Can you quote the records below in full, word for word?
········
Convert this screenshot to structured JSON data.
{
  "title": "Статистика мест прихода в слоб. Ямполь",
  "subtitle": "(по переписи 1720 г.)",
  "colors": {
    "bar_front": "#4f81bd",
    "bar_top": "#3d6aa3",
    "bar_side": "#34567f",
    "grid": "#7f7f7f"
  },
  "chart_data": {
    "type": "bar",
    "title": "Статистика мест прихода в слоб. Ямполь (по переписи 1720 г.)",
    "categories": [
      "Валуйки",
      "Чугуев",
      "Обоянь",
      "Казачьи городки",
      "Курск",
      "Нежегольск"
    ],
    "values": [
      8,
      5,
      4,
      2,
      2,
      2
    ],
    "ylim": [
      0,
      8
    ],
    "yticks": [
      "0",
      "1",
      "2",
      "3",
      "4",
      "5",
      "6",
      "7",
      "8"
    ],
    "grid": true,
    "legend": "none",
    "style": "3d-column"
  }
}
········
#### Task solution
Convert this screenshot to structured JSON data.
{
  "title": "Статистика мест прихода в слоб. Ямполь",
  "subtitle": "(по переписи 1720 г.)",
  "colors": {
    "bar_front": "#4f81bd",
    "bar_top": "#3d6aa3",
    "bar_side": "#34567f",
    "grid": "#7f7f7f"
  },
  "chart_data": {
    "type": "bar",
    "title": "Статистика мест прихода в слоб. Ямполь (по переписи 1720 г.)",
    "categories": [
      "Валуйки",
      "Чугуев",
      "Обоянь",
      "Казачьи городки",
      "Курск",
      "Нежегольск"
    ],
    "values": [
      8,
      5,
      4,
      2,
      2,
      2
    ],
    "ylim": [
      0,
      8
    ],
    "yticks": [
      "0",
      "1",
      "2",
      "3",
      "4",
      "5",
      "6",
      "7",
      "8"
    ],
    "grid": true,
    "legend": "none",
    "style": "3d-column"
  }
}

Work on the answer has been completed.